DIRECTION: Copy the entries verbatim, from the start through the line containing "table-cell-text: 6,471 bbox=[250, 614, 286, 633]", with that line included.

■ ■ ■

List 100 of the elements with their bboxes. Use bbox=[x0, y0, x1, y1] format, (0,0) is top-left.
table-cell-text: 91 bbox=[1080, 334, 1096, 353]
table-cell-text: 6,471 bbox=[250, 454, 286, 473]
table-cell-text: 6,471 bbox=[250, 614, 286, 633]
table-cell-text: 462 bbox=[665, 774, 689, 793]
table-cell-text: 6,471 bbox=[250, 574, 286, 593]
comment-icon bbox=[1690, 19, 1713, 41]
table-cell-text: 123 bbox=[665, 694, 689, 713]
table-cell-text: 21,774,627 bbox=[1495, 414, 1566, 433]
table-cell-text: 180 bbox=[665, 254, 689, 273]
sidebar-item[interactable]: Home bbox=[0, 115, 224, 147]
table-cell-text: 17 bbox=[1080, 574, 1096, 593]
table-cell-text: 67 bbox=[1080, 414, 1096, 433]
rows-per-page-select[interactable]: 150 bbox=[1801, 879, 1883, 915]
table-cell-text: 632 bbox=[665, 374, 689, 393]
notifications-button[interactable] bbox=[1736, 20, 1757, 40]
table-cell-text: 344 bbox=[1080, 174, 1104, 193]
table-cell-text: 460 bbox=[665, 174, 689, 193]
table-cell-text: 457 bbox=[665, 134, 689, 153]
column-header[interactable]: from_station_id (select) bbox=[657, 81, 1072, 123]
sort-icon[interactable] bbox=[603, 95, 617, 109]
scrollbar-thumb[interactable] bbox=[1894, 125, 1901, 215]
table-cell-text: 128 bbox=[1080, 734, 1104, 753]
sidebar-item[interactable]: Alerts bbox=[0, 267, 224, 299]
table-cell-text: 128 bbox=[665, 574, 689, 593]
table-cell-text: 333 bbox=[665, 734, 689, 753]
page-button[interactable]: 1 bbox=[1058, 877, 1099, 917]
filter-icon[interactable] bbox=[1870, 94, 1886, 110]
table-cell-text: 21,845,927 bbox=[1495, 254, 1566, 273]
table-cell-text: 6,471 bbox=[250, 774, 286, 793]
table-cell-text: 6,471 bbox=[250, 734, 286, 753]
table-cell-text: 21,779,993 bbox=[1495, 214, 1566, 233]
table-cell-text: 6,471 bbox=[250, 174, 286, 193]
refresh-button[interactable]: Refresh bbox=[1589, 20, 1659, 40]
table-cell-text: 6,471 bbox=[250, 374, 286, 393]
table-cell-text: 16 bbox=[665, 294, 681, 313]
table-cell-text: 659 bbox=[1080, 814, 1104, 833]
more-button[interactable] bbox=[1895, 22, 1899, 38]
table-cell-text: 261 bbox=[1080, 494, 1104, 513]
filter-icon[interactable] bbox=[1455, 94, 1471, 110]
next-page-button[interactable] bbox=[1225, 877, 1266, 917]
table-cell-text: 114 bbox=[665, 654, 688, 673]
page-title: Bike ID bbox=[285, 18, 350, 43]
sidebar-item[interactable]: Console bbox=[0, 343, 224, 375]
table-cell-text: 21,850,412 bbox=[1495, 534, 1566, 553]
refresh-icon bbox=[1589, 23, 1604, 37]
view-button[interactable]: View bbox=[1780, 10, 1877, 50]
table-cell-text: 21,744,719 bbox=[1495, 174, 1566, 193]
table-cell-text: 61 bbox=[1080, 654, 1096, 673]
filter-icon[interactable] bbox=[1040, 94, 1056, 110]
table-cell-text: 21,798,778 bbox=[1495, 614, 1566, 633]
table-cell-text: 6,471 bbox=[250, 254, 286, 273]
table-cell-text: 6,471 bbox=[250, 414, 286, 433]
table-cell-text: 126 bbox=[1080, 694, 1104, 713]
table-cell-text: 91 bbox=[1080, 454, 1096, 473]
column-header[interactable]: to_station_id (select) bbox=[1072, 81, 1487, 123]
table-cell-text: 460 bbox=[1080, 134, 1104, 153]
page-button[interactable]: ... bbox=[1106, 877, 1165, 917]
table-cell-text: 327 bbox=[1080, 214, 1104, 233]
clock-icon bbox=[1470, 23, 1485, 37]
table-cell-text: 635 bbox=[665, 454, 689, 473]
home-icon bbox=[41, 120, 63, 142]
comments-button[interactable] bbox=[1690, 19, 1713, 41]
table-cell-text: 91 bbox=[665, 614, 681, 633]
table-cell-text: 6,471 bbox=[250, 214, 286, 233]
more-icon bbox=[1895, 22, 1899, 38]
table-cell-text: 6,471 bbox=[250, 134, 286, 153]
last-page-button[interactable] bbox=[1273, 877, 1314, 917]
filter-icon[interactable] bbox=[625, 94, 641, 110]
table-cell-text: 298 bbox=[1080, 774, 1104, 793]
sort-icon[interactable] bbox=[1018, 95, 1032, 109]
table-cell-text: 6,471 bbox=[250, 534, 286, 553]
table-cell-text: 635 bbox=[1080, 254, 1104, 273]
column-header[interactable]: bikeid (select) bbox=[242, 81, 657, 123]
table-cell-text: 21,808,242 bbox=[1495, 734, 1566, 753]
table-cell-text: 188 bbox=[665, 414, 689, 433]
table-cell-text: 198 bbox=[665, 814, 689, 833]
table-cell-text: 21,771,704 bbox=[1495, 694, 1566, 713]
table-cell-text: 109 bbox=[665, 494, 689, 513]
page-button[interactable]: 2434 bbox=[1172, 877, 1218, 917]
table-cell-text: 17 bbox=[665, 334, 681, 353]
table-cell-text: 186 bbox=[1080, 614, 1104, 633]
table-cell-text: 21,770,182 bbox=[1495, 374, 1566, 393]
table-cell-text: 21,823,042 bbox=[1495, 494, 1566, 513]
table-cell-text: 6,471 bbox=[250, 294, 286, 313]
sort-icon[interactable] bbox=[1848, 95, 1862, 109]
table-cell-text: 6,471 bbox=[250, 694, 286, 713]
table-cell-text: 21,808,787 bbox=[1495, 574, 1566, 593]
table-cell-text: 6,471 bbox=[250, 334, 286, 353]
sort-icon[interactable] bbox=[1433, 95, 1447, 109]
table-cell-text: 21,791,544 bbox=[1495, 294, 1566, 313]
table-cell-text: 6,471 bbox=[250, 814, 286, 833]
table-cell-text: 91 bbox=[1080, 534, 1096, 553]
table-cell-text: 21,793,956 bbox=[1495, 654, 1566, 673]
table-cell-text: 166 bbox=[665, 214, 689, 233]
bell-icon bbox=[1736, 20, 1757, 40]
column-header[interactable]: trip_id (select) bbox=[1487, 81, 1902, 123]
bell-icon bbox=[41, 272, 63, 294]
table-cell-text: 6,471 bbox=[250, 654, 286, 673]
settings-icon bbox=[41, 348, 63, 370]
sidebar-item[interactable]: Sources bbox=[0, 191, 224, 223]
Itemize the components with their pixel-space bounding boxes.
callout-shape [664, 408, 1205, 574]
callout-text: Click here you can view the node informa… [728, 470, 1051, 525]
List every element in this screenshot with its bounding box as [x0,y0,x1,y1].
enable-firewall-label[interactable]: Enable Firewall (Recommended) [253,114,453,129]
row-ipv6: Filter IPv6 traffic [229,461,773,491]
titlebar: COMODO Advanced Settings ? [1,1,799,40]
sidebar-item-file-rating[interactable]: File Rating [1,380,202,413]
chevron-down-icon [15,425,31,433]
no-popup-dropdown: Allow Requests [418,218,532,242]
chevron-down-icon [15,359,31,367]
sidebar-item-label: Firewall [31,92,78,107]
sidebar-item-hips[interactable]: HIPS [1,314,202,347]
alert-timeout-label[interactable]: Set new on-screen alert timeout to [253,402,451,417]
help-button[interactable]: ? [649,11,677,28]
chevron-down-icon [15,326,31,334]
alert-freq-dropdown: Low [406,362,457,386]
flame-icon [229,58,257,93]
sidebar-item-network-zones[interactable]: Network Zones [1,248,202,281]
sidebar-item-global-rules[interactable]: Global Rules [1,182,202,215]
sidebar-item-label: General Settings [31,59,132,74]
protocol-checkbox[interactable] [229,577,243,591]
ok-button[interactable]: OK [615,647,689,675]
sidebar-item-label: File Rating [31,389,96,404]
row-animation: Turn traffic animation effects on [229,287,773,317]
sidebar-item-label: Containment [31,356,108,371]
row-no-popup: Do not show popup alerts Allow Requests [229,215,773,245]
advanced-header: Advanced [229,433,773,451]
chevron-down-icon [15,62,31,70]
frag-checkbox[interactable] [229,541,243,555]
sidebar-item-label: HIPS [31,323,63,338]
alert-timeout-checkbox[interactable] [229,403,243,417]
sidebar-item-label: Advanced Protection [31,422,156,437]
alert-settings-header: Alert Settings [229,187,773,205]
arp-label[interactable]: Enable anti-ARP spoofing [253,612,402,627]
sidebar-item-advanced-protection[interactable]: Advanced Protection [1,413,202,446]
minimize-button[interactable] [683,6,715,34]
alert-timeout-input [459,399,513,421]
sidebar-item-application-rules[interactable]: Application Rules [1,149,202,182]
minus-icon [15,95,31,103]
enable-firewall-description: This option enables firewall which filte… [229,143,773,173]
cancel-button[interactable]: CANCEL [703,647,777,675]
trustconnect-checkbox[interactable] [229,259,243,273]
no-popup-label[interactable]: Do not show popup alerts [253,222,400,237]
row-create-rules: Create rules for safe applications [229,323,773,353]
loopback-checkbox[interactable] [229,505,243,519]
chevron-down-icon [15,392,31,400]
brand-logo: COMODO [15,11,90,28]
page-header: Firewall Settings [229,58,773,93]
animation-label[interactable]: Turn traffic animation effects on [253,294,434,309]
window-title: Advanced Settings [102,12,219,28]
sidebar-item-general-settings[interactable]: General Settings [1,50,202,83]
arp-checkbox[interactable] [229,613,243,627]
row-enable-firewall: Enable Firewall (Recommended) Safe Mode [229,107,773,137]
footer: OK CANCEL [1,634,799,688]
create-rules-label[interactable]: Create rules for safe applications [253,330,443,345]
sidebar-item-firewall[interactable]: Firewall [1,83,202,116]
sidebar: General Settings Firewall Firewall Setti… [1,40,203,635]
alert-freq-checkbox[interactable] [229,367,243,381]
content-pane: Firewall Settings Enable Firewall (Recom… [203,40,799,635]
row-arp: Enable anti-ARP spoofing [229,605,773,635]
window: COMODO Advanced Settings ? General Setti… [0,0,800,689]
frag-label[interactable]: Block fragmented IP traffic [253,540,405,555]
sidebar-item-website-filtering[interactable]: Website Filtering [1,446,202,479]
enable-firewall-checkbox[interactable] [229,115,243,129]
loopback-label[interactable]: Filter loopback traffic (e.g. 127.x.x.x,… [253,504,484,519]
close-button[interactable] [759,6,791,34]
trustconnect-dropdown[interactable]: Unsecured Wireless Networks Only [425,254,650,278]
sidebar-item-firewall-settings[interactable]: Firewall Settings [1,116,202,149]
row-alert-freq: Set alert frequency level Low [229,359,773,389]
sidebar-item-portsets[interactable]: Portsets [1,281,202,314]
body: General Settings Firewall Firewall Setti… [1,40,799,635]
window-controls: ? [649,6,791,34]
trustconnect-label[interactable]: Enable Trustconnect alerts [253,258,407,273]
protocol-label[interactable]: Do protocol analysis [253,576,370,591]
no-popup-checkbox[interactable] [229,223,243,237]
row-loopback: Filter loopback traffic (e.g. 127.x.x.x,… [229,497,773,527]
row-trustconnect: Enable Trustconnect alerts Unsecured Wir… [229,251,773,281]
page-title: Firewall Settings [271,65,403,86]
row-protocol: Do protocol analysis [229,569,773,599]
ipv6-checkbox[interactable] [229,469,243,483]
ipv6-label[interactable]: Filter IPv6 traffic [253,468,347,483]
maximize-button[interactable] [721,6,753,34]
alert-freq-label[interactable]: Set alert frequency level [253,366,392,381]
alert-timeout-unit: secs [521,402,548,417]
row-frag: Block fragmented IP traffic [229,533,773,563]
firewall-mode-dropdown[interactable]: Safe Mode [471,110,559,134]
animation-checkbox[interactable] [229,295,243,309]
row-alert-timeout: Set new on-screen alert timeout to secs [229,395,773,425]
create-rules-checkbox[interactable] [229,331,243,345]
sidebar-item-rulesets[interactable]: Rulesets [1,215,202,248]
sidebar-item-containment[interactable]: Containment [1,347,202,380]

■ ■ ■

FINAL RESULT:
List 100 of the elements with their bboxes. Use bbox=[x0, y0, x1, y1] format, (0,0) is top-left.
table-cell-text: 91 bbox=[1080, 334, 1096, 353]
table-cell-text: 6,471 bbox=[250, 454, 286, 473]
table-cell-text: 6,471 bbox=[250, 614, 286, 633]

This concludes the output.